Excerpt to read —
════════════════════

Showing posts with label Little Ham. Show all posts
Showing posts with label Little Ham. Show all posts

Wednesday, July 14, 2010

Little Ham

Call & Post - April 2, 1936
Gilpin Scores in “Little Ham”

Offering the premiere of Langston Hughes’ newest vehicle, the Gilpin Players of the Playhouse Settlement have made another step froward. The Karamu Theatre has been filled to capacity for every performance since the play opened last Tuesday. A vivid portrayal of life in Harlem.
Little Ham is hilarious. I mean, it’s hysterical. Reading the cadences of these richly drawn, broad characters, it was impossible not to hear them, to see them. Maybe, hopefully, someday I will. I have been enamored of Hughes as a poet. I had not experienced any of his plays. I was wildly surprised.

Hamlet Hitchcock Jones is a player, but that is not to judge, everyone in this show is a player in one form or another and it is a world that does not condemn anyone for how they choose to make their way through life. Gambling, promiscuity, lying any which way to can to ingratiate yourself with anyone to get whatever it is you are looking for, it’s all the same to everyone.

It’s a comedy, and a period comedy at that. Written in 1935, it is set in the late (“roaring”) 20s in a version of Harlem where the people may be poor, but they are eternally optimistic. “Little Ham” as he is known (he is, uh, a short young man) is a charming shoe-shiner and numbers runner and by the end of the evening there have been songs, fist fights, a Mae West impersonation, live gunfire, and a dance contest live onstage - and Ham avoids several self-inflicted scrapes to end the night with everything he wanted as though he had it all coming to him.

════════════════════

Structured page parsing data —
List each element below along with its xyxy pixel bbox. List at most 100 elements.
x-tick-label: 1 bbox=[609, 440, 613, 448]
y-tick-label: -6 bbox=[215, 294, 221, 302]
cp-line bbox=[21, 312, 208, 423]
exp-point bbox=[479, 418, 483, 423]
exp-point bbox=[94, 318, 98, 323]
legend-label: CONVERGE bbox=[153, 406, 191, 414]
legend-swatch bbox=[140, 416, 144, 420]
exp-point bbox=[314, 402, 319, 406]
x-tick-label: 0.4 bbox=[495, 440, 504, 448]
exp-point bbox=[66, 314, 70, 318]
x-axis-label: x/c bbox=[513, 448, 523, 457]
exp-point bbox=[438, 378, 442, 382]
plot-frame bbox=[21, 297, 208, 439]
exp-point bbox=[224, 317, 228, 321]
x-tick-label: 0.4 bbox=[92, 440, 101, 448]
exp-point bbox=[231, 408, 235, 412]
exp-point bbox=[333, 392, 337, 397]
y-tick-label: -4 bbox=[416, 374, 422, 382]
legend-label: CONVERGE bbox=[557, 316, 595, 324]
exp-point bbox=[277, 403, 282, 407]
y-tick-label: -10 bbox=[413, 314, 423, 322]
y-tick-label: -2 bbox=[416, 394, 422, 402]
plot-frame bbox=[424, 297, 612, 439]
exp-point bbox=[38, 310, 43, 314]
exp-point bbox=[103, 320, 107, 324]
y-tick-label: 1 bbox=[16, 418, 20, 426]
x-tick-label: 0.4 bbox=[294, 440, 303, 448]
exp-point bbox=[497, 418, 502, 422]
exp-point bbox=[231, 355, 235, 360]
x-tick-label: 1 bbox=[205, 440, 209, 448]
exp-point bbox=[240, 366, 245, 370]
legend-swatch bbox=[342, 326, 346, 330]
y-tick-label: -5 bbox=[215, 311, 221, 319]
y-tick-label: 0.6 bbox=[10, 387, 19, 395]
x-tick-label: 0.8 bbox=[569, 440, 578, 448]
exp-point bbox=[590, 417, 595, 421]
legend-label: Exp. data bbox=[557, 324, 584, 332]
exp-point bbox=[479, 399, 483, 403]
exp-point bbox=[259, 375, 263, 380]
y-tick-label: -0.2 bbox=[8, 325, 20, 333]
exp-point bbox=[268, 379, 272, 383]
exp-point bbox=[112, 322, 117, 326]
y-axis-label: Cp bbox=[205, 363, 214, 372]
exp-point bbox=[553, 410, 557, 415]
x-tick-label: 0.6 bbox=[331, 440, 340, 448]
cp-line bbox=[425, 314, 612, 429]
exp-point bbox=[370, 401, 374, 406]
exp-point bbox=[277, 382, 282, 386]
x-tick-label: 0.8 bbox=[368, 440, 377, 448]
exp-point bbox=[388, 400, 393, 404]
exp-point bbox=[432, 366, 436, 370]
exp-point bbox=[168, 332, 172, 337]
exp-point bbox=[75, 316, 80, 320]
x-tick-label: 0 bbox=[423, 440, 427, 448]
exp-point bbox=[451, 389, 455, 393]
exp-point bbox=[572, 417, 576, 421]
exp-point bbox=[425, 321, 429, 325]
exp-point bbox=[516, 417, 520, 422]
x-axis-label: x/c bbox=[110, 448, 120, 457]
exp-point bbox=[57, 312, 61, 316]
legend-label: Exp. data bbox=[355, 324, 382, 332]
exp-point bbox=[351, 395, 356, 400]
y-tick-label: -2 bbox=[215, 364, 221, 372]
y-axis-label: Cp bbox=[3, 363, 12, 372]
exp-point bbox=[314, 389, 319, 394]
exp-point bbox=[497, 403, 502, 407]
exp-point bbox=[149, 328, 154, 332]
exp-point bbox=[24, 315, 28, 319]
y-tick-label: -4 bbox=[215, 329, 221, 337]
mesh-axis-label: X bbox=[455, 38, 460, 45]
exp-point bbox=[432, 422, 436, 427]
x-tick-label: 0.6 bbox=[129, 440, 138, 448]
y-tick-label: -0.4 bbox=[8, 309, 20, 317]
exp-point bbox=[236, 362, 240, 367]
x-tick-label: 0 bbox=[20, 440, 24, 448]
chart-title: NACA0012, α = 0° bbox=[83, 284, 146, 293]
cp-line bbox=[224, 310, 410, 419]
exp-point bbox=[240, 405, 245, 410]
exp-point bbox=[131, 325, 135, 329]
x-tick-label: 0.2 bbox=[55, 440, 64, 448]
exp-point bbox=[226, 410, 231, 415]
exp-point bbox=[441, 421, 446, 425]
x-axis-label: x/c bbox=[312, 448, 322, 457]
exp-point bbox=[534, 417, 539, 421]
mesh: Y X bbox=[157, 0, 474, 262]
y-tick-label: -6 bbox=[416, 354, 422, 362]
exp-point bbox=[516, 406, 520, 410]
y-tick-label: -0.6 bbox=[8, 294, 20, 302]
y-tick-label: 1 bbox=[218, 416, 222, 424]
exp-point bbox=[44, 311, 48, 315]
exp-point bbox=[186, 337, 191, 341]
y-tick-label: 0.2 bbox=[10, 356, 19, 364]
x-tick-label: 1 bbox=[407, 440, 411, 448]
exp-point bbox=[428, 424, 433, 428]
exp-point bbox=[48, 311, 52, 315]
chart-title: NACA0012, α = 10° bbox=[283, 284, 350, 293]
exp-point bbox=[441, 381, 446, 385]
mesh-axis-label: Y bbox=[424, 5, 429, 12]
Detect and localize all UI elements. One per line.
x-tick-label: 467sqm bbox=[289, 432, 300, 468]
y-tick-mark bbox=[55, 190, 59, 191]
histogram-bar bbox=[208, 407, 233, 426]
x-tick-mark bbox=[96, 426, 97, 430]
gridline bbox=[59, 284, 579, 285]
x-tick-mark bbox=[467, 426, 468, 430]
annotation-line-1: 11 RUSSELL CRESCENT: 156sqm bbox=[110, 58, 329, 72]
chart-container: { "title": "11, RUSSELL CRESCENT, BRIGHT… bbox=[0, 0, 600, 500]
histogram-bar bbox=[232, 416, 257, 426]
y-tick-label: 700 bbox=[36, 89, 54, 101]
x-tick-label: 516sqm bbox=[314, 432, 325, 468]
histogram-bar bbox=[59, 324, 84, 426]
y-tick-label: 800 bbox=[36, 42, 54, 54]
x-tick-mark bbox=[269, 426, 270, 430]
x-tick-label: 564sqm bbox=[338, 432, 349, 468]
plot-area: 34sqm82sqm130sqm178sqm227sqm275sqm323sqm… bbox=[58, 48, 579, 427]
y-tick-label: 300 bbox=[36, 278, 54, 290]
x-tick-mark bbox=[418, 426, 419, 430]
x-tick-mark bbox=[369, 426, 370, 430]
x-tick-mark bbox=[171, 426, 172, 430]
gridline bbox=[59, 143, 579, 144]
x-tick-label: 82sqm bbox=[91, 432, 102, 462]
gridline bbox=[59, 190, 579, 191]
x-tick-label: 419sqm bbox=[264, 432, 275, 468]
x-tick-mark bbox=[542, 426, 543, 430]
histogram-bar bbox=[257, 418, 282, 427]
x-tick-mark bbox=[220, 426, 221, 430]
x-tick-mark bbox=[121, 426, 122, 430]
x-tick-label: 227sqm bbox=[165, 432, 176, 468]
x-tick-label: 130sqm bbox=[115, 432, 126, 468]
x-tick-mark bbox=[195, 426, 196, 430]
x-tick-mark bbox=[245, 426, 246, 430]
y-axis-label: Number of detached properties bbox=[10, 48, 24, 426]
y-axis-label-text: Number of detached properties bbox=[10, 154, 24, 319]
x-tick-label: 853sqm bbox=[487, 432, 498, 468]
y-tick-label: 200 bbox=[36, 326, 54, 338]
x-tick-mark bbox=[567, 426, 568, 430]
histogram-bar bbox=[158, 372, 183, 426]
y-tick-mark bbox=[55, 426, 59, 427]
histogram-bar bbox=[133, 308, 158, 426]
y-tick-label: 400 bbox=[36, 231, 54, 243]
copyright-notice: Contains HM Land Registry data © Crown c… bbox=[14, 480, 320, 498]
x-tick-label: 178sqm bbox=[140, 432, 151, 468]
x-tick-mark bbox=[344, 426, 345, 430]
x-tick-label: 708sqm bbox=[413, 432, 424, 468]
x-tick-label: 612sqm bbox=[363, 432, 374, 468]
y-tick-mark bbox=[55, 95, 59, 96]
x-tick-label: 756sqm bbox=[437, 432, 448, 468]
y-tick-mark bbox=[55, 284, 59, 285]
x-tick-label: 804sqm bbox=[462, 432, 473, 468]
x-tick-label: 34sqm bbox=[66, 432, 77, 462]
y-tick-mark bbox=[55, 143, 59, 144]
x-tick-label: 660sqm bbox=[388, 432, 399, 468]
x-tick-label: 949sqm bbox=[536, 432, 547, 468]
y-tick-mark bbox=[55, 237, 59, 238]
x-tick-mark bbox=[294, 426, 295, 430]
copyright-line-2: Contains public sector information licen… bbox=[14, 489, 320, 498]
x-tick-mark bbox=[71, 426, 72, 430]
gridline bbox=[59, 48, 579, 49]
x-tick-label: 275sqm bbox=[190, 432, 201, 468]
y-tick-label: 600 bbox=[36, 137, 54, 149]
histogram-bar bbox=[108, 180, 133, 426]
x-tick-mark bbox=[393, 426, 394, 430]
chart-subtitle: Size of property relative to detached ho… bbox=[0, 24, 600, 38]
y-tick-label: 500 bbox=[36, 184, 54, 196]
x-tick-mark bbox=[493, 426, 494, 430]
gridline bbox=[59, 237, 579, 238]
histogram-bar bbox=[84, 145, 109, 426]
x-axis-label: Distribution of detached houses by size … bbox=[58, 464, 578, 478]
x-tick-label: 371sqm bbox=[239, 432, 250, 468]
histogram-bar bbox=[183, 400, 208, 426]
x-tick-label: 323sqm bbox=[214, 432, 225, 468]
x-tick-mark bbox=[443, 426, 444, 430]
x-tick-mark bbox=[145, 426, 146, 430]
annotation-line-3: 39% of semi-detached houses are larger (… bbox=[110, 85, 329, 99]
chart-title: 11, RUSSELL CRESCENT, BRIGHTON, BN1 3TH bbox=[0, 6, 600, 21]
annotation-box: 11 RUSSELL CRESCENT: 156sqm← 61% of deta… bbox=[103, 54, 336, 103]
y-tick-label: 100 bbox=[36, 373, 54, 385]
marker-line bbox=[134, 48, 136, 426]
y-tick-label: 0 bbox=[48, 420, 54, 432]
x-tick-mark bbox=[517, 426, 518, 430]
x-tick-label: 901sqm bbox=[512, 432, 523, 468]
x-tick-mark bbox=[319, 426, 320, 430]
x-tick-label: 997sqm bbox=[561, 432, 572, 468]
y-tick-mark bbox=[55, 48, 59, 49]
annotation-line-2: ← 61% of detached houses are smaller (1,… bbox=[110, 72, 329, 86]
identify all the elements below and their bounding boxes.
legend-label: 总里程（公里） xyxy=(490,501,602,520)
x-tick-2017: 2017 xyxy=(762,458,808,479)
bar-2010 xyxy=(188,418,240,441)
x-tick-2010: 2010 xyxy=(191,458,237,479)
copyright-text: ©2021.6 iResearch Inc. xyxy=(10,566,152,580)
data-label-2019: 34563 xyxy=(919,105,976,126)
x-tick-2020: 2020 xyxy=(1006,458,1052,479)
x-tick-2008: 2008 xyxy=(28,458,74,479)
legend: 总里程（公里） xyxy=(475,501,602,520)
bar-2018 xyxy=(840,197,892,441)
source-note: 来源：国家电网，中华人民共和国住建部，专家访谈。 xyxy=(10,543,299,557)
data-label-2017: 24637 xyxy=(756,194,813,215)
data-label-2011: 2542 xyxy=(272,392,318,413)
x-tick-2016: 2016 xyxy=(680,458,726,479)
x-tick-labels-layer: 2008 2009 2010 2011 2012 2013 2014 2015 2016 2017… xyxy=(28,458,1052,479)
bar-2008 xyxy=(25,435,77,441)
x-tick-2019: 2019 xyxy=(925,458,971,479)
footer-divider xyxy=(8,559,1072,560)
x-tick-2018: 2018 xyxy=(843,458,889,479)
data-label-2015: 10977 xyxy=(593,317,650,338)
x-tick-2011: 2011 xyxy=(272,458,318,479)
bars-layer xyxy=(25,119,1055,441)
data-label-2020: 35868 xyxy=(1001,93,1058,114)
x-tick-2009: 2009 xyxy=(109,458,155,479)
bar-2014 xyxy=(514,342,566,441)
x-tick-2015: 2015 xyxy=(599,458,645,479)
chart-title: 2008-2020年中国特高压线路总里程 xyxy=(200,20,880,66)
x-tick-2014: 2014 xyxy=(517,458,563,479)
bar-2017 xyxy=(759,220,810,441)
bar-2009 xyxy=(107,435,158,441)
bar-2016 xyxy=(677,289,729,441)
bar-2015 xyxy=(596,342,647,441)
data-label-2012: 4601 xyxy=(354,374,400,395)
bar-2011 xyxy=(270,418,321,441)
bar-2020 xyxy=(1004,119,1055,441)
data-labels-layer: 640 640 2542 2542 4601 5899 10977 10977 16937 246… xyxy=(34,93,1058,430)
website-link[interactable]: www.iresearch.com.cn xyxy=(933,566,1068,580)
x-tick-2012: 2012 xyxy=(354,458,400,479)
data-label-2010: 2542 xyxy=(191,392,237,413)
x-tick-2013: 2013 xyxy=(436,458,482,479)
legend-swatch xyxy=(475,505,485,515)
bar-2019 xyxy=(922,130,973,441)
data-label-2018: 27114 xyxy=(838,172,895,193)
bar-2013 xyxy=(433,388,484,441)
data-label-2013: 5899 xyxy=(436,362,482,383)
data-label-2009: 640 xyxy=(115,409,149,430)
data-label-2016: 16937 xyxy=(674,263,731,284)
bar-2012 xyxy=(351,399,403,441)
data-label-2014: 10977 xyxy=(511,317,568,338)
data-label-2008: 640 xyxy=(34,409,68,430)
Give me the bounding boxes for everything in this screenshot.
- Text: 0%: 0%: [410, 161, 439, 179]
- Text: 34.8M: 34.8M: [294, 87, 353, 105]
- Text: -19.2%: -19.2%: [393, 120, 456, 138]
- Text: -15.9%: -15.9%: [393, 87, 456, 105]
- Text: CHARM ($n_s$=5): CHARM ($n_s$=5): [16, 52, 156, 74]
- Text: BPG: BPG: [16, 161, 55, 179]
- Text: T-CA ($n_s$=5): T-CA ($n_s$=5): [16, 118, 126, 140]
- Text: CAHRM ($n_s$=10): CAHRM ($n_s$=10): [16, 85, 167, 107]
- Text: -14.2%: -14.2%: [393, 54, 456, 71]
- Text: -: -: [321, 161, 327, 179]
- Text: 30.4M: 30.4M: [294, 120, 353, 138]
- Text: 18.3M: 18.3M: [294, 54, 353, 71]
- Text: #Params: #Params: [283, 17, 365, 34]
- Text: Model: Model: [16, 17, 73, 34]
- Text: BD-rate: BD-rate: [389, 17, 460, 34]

════════════════════

Activities —
1/ Reproduce the post about Little Ham from "Call & Post" up to and including "life in Harlem.", replacing "Karamu Theatre" with "Karamu House".
2/ According to the post about Little Ham, why should Hamlet Hitchcock Jones not be judged for being a player?

Solutions to the tasks —
1/
Call & Post - April 2, 1936
Gilpin Scores in “Little Ham”

Offering the premiere of Langston Hughes’ newest vehicle, the Gilpin Players of the Playhouse Settlement have made another step froward. The Karamu House has been filled to capacity for every performance since the play opened last Tuesday. A vivid portrayal of life in Harlem.

2/ Everyone in the show is a player in one form or another. Its world does not condemn anyone for how they choose to make their way through life.